= Input material =

** BEGIN **

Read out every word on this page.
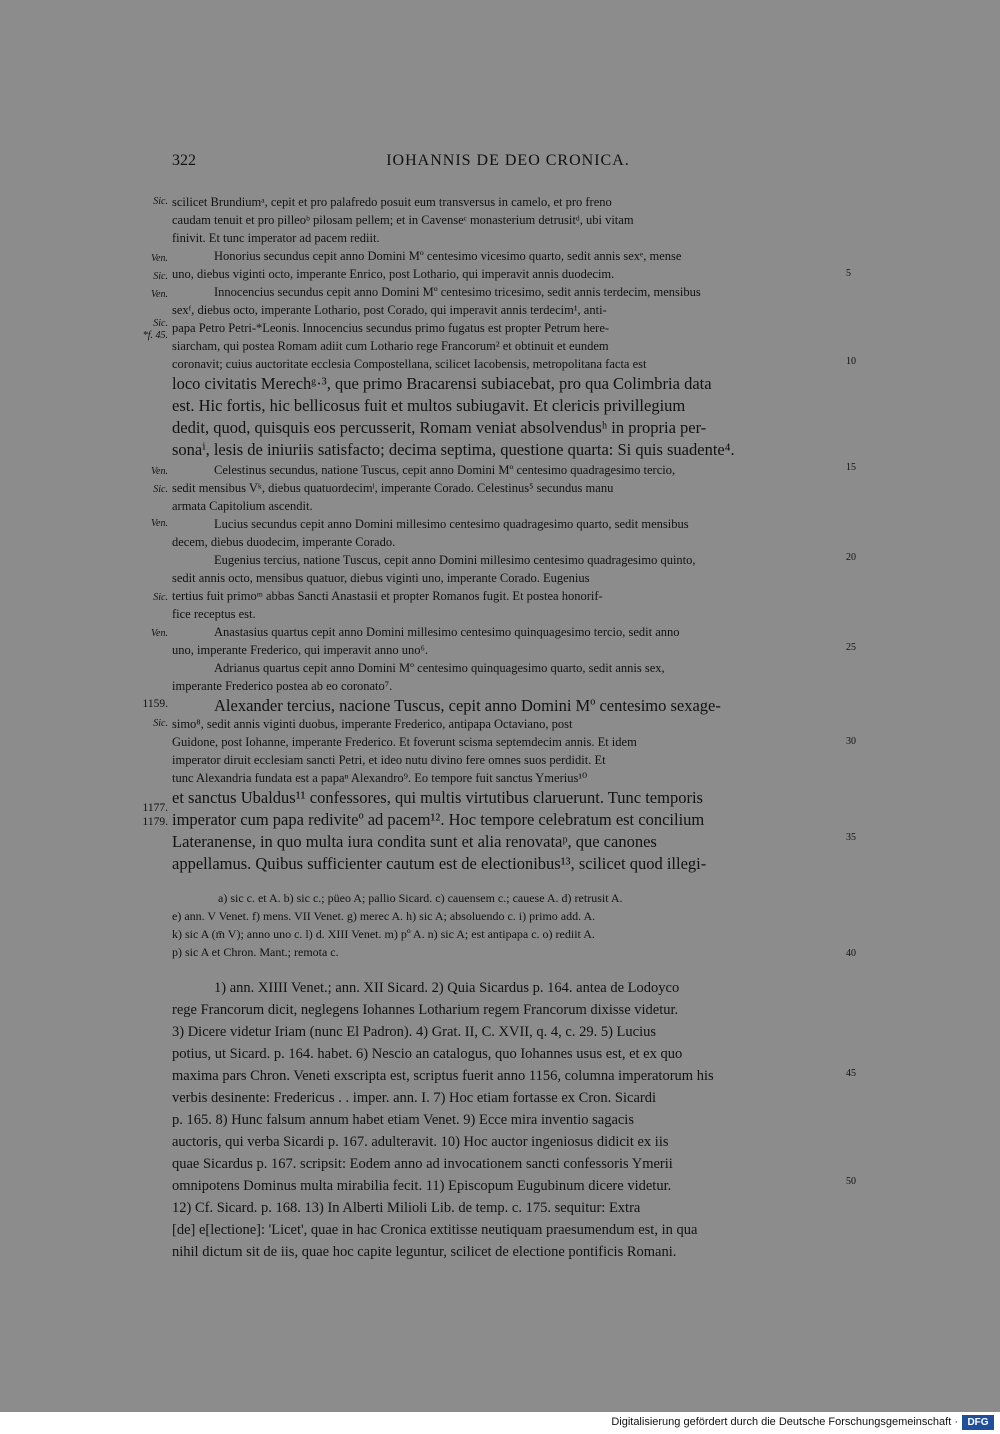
322	IOHANNIS DE DEO CRONICA.
Sic.
Ven.
Sic.
Ven.
Sic.
*f. 45.
Ven.
Sic.
Ven.
Sic.
Ven.
1159.
Sic.
1177.
1179.
5
10
15
20
25
30
35
40
45
50
scilicet Brundiumᵃ, cepit et pro palafredo posuit eum transversus in camelo, et pro freno
caudam tenuit et pro pilleoᵇ pilosam pellem; et in Cavenseᶜ monasterium detrusitᵈ, ubi vitam
finivit. Et tunc imperator ad pacem rediit.
Honorius secundus cepit anno Domini Mº centesimo vicesimo quarto, sedit annis sexᵉ, mense
uno, diebus viginti octo, imperante Enrico, post Lothario, qui imperavit annis duodecim.
Innocencius secundus cepit anno Domini Mº centesimo tricesimo, sedit annis terdecim, mensibus
sexᶠ, diebus octo, imperante Lothario, post Corado, qui imperavit annis terdecim¹, anti-
papa Petro Petri-*Leonis. Innocencius secundus primo fugatus est propter Petrum here-
siarcham, qui postea Romam adiit cum Lothario rege Francorum² et obtinuit et eundem
coronavit; cuius auctoritate ecclesia Compostellana, scilicet Iacobensis, metropolitana facta est
loco civitatis Merechᵍ·³, que primo Bracarensi subiacebat, pro qua Colimbria data
est. Hic fortis, hic bellicosus fuit et multos subiugavit. Et clericis privillegium
dedit, quod, quisquis eos percusserit, Romam veniat absolvendusʰ in propria per-
sonaⁱ, lesis de iniuriis satisfacto; decima septima, questione quarta: Si quis suadente⁴.
Celestinus secundus, natione Tuscus, cepit anno Domini Mº centesimo quadragesimo tercio,
sedit mensibus Vᵏ, diebus quatuordecimˡ, imperante Corado. Celestinus⁵ secundus manu
armata Capitolium ascendit.
Lucius secundus cepit anno Domini millesimo centesimo quadragesimo quarto, sedit mensibus
decem, diebus duodecim, imperante Corado.
Eugenius tercius, natione Tuscus, cepit anno Domini millesimo centesimo quadragesimo quinto,
sedit annis octo, mensibus quatuor, diebus viginti uno, imperante Corado. Eugenius
tertius fuit primoᵐ abbas Sancti Anastasii et propter Romanos fugit. Et postea honorif-
fice receptus est.
Anastasius quartus cepit anno Domini millesimo centesimo quinquagesimo tercio, sedit anno
uno, imperante Frederico, qui imperavit anno uno⁶.
Adrianus quartus cepit anno Domini Mº centesimo quinquagesimo quarto, sedit annis sex,
imperante Frederico postea ab eo coronato⁷.
Alexander terсius, nacione Tuscus, cepit anno Domini Mº centesimo sexage-
simo⁸, sedit annis viginti duobus, imperante Frederico, antipapa Octaviano, post
Guidone, post Iohanne, imperante Frederico. Et foverunt scisma septemdecim annis. Et idem
imperator diruit ecclesiam sancti Petri, et ideo nutu divino fere omnes suos perdidit. Et
tunc Alexandria fundata est a papaⁿ Alexandro⁹. Eo tempore fuit sanctus Ymerius¹⁰
et sanctus Ubaldus¹¹ confessores, qui multis virtutibus claruerunt. Tunc temporis
imperator cum papa rediviteº ad pacem¹². Hoc tempore celebratum est concilium
Lateranense, in quo multa iura condita sunt et alia renovataᵖ, que canones
appellamus. Quibus sufficienter cautum est de electionibus¹³, scilicet quod illegi-
a) sic c. et A. b) sic c.; püeo A; pallio Sicard. c) cauensem c.; cauese A. d) retrusit A.
e) ann. V Venet. f) mens. VII Venet. g) merec A. h) sic A; absoluendo c. i) primo add. A.
k) sic A (m̄ V); anno uno c. l) d. XIII Venet. m) pº A. n) sic A; est antipapa c. o) rediit A.
p) sic A et Chron. Mant.; remota c.
1) ann. XIIII Venet.; ann. XII Sicard. 2) Quia Sicardus p. 164. antea de Lodoyco
rege Francorum dicit, neglegens Iohannes Lotharium regem Francorum dixisse videtur.
3) Dicere videtur Iriam (nunc El Padron). 4) Grat. II, C. XVII, q. 4, c. 29. 5) Lucius
potius, ut Sicard. p. 164. habet. 6) Nescio an catalogus, quo Iohannes usus est, et ex quo
maxima pars Chron. Veneti exscripta est, scriptus fuerit anno 1156, columna imperatorum his
verbis desinente: Fredericus . . imper. ann. I. 7) Hoc etiam fortasse ex Cron. Sicardi
p. 165. 8) Hunc falsum annum habet etiam Venet. 9) Ecce mira inventio sagacis
auctoris, qui verba Sicardi p. 167. adulteravit. 10) Hoc auctor ingeniosus didicit ex iis
quae Sicardus p. 167. scripsit: Eodem anno ad invocationem sancti confessoris Ymerii
omnipotens Dominus multa mirabilia fecit. 11) Episcopum Eugubinum dicere videtur.
12) Cf. Sicard. p. 168. 13) In Alberti Milioli Lib. de temp. c. 175. sequitur: Extra
[de] e[lectione]: 'Licet', quae in hac Cronica extitisse neutiquam praesumendum est, in qua
nihil dictum sit de iis, quae hoc capite leguntur, scilicet de electione pontificis Romani.
Digitalisierung gefördert durch die Deutsche Forschungsgemeinschaft · DFG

** END **

= The problem =
From the material above, copy each line that includes the word "Petri".

= Output for this task =
papa Petro Petri-*Leonis. Innocencius secundus primo fugatus est propter Petrum here-
imperator diruit ecclesiam sancti Petri, et ideo nutu divino fere omnes suos perdidit. Et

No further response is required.